EXERCISE TASK: Pick out each line below containing "Management".

DATA LISTING:

=======

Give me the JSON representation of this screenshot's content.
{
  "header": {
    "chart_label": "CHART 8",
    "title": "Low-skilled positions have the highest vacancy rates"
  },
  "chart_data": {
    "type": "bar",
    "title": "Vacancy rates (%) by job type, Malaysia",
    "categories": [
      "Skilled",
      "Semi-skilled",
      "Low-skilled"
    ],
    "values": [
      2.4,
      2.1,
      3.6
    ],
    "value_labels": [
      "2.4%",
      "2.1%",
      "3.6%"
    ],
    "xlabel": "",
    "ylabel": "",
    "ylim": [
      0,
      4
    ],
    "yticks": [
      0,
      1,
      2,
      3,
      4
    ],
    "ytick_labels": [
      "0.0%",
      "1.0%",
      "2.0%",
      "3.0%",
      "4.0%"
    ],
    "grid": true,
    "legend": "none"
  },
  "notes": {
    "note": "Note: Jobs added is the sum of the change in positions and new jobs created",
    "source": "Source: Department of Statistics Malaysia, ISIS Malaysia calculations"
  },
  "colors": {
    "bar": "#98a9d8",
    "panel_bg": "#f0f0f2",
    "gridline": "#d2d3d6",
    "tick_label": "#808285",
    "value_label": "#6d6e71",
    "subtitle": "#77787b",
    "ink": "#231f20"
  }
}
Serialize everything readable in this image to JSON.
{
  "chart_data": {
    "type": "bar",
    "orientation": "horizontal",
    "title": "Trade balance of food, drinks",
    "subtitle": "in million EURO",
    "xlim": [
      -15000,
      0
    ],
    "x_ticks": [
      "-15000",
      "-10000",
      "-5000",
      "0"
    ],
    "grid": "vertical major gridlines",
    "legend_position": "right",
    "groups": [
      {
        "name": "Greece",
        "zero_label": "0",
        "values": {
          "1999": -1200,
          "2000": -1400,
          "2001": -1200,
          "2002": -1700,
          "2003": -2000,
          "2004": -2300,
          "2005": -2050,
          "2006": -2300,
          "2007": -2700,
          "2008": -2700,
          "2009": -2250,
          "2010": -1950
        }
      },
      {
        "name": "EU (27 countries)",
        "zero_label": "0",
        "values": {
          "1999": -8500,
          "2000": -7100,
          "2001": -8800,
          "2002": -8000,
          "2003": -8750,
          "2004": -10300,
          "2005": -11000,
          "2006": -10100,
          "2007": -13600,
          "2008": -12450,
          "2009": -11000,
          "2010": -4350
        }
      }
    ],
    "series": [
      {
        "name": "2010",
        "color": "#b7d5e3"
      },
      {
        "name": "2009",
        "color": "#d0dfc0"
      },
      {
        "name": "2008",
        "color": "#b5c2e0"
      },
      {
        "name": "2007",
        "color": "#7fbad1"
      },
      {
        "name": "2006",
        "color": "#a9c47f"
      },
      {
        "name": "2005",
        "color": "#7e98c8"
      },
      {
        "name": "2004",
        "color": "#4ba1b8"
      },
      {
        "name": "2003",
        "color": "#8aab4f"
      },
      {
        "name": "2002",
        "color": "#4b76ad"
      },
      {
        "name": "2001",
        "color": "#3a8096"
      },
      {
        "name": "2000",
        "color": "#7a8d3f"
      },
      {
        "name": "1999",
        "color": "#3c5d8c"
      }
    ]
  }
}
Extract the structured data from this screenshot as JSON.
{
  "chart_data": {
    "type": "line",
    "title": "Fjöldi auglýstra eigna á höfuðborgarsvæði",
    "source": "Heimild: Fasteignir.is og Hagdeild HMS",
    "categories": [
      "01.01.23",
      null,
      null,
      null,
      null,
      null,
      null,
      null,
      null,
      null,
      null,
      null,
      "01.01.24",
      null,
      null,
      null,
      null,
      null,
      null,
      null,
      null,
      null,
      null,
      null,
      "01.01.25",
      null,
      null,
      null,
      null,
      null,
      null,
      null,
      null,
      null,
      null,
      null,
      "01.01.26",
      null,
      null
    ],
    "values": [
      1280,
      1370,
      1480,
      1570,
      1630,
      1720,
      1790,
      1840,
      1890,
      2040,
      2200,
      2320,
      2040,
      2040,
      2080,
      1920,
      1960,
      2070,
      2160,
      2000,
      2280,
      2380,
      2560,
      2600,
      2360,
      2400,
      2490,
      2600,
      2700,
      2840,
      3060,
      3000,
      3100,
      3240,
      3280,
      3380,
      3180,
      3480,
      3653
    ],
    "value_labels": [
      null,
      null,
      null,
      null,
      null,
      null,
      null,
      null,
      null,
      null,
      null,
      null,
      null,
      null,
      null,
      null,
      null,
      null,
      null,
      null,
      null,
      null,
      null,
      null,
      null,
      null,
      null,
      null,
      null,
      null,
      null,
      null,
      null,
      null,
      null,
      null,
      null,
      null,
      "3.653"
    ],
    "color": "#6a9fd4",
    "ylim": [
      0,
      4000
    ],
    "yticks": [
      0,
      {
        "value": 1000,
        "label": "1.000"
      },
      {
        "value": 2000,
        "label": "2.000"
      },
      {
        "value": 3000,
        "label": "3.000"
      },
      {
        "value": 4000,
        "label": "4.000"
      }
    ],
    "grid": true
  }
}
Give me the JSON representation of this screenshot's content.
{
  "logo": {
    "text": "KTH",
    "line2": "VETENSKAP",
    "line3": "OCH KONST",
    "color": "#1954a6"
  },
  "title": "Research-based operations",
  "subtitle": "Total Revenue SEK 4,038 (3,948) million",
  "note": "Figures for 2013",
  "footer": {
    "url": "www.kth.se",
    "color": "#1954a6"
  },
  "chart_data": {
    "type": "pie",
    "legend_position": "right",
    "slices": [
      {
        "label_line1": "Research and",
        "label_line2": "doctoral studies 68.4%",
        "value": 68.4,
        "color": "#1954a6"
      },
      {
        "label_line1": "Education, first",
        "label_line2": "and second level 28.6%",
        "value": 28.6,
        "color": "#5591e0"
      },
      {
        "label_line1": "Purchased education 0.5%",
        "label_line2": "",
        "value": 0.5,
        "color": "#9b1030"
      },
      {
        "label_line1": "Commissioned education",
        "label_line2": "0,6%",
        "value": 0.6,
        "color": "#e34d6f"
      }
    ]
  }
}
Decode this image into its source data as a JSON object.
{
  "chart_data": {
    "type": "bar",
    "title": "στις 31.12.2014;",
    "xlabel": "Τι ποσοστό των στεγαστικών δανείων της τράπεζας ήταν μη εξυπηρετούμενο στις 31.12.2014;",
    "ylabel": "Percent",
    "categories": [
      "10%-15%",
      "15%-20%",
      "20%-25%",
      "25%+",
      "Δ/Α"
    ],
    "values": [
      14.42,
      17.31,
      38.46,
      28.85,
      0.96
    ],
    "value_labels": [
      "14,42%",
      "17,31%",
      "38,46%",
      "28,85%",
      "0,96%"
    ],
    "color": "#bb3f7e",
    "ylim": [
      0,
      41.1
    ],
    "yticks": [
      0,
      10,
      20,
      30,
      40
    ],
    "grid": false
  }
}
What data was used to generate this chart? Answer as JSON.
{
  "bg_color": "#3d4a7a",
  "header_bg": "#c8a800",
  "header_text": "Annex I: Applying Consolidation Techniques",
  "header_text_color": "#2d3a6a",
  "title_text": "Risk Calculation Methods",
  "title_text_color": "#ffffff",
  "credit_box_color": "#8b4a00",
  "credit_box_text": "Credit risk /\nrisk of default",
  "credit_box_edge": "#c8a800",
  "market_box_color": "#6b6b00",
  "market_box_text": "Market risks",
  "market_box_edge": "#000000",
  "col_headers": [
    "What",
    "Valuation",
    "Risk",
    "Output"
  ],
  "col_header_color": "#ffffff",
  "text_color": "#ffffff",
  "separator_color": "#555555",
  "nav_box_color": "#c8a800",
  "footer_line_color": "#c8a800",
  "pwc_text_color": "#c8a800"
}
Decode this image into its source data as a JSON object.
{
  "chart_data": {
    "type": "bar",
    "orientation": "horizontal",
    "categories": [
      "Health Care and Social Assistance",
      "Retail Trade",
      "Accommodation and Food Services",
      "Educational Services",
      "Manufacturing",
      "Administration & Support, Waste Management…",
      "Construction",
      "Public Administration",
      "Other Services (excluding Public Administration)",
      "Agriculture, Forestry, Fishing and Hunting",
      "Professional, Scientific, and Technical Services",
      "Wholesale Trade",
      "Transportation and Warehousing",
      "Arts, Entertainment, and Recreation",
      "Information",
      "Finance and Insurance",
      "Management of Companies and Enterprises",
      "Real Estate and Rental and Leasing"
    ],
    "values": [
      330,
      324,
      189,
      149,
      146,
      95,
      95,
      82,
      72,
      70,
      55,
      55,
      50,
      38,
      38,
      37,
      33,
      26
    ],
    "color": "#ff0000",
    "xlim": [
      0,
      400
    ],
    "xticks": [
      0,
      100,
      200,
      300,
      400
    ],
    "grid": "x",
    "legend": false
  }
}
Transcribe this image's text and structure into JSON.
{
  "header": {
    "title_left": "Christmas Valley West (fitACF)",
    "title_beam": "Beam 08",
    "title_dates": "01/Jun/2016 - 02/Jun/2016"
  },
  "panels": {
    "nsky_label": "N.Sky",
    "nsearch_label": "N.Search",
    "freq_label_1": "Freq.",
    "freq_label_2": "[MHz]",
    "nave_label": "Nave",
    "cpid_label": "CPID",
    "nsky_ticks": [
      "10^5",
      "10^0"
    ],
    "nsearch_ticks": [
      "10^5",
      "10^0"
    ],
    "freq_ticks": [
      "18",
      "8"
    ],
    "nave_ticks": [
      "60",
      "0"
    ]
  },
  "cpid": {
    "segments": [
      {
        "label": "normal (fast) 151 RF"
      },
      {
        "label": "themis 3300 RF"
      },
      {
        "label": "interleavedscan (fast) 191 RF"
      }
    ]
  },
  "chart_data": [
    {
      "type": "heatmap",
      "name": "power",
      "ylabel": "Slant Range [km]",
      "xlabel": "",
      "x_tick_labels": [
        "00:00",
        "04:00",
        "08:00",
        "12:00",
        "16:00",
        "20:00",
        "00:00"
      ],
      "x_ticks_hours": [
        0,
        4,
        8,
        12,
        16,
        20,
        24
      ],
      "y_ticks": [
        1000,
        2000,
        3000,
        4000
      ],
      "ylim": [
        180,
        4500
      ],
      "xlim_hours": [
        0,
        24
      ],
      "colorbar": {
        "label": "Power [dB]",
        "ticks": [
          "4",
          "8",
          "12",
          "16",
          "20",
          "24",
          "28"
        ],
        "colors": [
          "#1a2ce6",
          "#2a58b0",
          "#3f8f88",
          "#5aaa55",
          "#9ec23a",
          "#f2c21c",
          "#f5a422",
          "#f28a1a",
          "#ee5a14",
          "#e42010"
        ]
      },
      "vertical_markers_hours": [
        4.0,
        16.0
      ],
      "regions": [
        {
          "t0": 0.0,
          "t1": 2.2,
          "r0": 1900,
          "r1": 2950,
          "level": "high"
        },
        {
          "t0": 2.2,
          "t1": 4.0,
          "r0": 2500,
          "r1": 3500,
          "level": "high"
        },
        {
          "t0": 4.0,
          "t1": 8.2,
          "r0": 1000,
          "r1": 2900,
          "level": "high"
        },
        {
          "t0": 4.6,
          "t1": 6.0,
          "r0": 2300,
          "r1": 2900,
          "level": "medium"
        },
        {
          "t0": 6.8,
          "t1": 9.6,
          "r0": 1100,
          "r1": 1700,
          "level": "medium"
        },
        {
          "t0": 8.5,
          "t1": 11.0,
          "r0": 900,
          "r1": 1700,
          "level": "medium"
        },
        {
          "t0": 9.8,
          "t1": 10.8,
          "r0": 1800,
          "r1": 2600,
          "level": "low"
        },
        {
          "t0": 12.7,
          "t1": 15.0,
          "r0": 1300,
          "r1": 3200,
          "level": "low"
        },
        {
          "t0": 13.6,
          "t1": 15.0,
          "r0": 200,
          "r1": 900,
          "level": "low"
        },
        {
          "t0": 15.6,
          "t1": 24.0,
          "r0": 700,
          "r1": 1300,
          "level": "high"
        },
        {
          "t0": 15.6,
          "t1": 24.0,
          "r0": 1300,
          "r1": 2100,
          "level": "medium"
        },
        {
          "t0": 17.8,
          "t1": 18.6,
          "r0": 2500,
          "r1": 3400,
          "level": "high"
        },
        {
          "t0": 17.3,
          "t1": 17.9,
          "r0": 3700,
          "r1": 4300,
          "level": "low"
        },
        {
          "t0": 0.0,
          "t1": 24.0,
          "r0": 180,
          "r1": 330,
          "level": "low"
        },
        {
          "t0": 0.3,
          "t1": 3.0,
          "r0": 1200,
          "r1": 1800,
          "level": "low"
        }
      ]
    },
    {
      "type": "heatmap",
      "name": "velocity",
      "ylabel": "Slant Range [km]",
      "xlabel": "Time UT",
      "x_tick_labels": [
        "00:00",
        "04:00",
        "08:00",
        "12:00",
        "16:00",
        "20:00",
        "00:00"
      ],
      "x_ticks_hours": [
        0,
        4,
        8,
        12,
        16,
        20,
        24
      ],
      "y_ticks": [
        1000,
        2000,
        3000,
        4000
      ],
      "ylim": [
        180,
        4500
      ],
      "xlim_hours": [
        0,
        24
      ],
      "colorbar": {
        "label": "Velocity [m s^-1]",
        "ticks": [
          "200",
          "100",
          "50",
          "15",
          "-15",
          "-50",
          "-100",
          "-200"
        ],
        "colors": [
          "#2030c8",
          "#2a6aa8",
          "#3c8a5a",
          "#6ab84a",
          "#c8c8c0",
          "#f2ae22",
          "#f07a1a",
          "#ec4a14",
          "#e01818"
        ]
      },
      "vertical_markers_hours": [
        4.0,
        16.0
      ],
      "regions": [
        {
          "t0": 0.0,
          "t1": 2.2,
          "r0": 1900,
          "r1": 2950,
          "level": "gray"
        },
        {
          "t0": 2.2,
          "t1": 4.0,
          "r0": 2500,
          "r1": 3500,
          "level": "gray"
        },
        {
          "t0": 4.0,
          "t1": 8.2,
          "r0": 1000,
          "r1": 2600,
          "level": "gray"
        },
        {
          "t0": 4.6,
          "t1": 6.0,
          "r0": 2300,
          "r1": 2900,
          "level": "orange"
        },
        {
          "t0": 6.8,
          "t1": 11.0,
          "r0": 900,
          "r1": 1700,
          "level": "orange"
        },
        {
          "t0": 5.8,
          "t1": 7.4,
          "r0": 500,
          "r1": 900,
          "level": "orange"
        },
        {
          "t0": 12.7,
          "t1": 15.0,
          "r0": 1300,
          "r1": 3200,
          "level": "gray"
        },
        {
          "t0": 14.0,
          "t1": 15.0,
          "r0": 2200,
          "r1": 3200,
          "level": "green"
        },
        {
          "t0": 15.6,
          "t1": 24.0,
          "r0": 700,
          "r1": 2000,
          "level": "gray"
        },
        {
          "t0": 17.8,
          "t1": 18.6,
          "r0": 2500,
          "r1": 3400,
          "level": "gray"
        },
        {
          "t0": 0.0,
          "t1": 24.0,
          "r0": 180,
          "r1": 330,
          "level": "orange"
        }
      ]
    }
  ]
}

=======

SOLVED EXERCISE:
      "Administration & Support, Waste Management…",
      "Management of Companies and Enterprises",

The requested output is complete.